- **SUPPLIED RECORDS**
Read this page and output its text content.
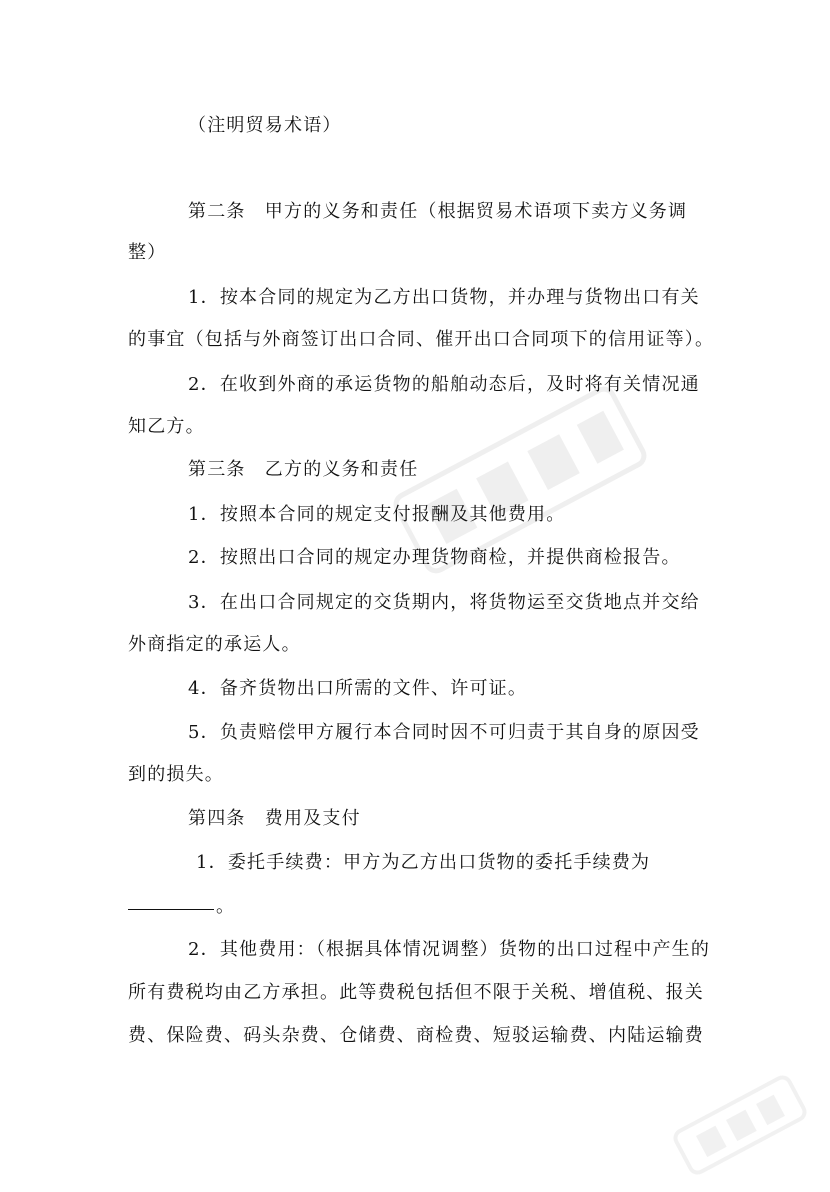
（注明贸易术语）
第二条　甲方的义务和责任（根据贸易术语项下卖方义务调
整）
1．按本合同的规定为乙方出口货物，并办理与货物出口有关
的事宜（包括与外商签订出口合同、催开出口合同项下的信用证等）。
2．在收到外商的承运货物的船舶动态后，及时将有关情况通
知乙方。
第三条　乙方的义务和责任
1．按照本合同的规定支付报酬及其他费用。
2．按照出口合同的规定办理货物商检，并提供商检报告。
3．在出口合同规定的交货期内，将货物运至交货地点并交给
外商指定的承运人。
4．备齐货物出口所需的文件、许可证。
5．负责赔偿甲方履行本合同时因不可归责于其自身的原因受
到的损失。
第四条　费用及支付
1．委托手续费：甲方为乙方出口货物的委托手续费为
。
2．其他费用：（根据具体情况调整）货物的出口过程中产生的
所有费税均由乙方承担。此等费税包括但不限于关税、增值税、报关
费、保险费、码头杂费、仓储费、商检费、短驳运输费、内陆运输费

- **WORK TO DO**
Copy the listing exactly. Any image in it stays out of the copy.

- **SOLUTION TO THE PROBLEM**
Read this page and output its text content.
（注明贸易术语）
第二条　甲方的义务和责任（根据贸易术语项下卖方义务调
整）
1．按本合同的规定为乙方出口货物，并办理与货物出口有关
的事宜（包括与外商签订出口合同、催开出口合同项下的信用证等）。
2．在收到外商的承运货物的船舶动态后，及时将有关情况通
知乙方。
第三条　乙方的义务和责任
1．按照本合同的规定支付报酬及其他费用。
2．按照出口合同的规定办理货物商检，并提供商检报告。
3．在出口合同规定的交货期内，将货物运至交货地点并交给
外商指定的承运人。
4．备齐货物出口所需的文件、许可证。
5．负责赔偿甲方履行本合同时因不可归责于其自身的原因受
到的损失。
第四条　费用及支付
1．委托手续费：甲方为乙方出口货物的委托手续费为
。
2．其他费用：（根据具体情况调整）货物的出口过程中产生的
所有费税均由乙方承担。此等费税包括但不限于关税、增值税、报关
费、保险费、码头杂费、仓储费、商检费、短驳运输费、内陆运输费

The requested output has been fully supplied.